The input –
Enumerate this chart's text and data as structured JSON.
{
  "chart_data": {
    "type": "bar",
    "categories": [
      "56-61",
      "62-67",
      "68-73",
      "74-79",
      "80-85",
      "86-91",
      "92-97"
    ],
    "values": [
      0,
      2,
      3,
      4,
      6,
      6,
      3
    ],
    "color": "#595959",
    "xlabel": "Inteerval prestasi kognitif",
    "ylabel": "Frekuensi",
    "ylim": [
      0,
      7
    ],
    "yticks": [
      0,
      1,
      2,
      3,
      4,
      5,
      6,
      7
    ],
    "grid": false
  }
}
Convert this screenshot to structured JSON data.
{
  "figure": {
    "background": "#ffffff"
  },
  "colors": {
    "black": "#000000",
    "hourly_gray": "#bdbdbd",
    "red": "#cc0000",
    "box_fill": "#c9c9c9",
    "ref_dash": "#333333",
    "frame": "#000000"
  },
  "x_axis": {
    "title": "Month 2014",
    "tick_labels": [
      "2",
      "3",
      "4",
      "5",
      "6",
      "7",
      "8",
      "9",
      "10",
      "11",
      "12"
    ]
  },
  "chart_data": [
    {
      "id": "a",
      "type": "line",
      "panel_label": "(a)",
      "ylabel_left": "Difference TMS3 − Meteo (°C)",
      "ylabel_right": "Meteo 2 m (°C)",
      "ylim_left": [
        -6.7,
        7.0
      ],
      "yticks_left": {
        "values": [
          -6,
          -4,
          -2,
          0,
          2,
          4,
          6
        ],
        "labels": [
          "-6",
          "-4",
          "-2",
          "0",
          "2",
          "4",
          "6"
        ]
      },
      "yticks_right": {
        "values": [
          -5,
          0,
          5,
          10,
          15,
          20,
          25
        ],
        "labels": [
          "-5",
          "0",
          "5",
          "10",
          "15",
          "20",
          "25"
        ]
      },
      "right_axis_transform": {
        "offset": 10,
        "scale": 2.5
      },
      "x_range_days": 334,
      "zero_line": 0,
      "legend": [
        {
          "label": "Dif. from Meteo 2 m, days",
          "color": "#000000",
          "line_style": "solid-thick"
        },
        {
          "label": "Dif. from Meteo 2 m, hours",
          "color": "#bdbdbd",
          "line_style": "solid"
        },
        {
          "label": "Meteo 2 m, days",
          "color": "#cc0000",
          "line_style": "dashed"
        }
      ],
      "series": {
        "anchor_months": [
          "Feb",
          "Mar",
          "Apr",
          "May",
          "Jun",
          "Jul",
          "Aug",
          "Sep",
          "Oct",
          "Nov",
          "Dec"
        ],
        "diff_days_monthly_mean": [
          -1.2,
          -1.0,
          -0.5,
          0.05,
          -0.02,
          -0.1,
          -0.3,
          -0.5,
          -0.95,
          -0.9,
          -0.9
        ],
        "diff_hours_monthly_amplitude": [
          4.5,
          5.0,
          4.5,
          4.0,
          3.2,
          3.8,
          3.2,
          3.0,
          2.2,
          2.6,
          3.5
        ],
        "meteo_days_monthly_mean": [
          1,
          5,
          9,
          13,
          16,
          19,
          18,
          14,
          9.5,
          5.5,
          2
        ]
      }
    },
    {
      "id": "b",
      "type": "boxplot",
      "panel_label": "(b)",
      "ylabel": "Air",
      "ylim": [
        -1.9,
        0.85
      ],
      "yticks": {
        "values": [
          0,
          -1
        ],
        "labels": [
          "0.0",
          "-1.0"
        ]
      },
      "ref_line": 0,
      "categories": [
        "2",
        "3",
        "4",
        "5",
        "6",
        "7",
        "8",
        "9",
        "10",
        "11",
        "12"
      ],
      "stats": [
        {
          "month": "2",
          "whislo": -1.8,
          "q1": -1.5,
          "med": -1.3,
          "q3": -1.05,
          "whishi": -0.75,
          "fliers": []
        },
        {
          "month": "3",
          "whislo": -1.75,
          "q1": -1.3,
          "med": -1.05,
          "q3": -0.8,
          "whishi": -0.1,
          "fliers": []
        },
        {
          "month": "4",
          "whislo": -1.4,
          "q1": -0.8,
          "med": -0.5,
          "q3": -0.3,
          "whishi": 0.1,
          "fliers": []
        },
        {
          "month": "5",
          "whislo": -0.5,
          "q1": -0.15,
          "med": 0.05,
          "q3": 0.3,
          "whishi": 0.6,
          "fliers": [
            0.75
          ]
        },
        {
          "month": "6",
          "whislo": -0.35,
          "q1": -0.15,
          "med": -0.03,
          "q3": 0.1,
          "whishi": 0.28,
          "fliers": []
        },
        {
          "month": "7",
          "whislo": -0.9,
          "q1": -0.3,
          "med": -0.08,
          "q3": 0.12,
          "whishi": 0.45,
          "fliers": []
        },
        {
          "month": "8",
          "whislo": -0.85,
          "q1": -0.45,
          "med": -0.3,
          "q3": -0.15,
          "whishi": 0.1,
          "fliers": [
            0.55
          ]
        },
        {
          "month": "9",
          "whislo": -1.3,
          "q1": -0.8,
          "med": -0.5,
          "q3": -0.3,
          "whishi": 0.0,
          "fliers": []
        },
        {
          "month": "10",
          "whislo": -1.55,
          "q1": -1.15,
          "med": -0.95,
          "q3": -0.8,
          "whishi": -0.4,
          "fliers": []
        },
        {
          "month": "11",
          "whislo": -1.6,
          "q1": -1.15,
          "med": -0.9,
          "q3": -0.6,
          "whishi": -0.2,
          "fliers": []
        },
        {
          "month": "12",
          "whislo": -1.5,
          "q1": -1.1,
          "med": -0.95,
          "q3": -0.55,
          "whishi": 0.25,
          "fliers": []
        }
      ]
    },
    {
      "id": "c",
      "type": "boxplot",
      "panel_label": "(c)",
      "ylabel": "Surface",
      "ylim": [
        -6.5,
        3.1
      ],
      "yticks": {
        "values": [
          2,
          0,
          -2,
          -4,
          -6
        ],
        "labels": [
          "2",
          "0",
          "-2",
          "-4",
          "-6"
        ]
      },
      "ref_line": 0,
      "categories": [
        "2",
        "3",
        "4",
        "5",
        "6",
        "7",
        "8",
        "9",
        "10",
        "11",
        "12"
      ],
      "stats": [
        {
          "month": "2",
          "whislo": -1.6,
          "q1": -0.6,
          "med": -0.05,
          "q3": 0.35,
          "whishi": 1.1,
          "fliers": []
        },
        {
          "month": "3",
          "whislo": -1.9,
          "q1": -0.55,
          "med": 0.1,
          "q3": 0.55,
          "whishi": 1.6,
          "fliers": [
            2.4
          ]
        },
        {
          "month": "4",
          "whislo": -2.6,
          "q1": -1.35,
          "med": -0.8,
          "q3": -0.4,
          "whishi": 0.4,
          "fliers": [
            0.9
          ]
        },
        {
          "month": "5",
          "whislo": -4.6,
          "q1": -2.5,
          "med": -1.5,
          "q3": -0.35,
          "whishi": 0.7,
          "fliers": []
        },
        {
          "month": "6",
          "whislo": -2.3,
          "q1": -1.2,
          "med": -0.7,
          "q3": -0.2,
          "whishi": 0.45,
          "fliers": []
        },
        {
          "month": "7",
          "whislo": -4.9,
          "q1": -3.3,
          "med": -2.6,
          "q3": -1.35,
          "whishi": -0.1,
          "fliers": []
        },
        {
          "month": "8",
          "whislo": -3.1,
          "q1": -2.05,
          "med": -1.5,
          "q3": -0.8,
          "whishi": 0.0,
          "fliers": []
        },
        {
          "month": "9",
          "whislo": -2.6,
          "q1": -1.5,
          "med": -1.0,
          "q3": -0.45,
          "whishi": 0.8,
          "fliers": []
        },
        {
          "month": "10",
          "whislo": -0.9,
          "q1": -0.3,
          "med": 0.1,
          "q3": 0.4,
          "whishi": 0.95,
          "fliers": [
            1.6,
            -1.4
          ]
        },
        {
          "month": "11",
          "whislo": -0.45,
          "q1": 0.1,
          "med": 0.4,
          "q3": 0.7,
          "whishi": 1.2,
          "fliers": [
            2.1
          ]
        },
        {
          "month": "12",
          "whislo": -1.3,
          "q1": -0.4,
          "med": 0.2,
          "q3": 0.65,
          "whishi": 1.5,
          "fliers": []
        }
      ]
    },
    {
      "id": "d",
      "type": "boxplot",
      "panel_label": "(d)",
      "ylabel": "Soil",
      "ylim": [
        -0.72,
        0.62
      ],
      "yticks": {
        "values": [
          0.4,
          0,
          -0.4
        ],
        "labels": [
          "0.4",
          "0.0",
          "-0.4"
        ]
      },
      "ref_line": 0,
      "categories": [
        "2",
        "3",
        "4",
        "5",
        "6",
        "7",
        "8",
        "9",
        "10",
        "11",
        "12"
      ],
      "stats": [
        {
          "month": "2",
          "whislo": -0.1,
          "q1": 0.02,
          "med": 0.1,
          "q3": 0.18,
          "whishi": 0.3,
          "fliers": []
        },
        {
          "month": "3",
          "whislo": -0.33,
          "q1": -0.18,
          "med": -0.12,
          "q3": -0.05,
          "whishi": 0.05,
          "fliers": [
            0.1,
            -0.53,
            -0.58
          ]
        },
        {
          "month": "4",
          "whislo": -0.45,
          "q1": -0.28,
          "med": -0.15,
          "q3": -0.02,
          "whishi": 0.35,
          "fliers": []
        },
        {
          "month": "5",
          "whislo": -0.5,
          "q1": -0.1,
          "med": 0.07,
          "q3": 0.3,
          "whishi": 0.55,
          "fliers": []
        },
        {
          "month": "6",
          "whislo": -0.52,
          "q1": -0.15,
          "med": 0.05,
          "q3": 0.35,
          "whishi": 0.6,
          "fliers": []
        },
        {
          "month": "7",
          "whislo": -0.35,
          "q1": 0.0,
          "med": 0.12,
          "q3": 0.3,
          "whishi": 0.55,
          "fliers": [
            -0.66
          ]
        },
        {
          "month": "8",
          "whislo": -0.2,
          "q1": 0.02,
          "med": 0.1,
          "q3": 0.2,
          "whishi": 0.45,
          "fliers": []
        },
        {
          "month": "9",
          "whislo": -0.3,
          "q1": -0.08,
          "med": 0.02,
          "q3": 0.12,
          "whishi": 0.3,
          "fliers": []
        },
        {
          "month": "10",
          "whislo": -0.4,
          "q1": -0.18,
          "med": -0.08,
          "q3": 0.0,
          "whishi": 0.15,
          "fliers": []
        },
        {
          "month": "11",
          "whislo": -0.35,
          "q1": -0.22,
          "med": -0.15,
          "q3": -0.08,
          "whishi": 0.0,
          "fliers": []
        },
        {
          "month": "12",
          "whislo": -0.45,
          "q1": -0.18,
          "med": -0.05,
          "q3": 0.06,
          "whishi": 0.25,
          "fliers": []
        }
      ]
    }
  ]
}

To be done – Across the entries, how many lines contain "from"? Reply with the number only.

Solution to the exercise – 2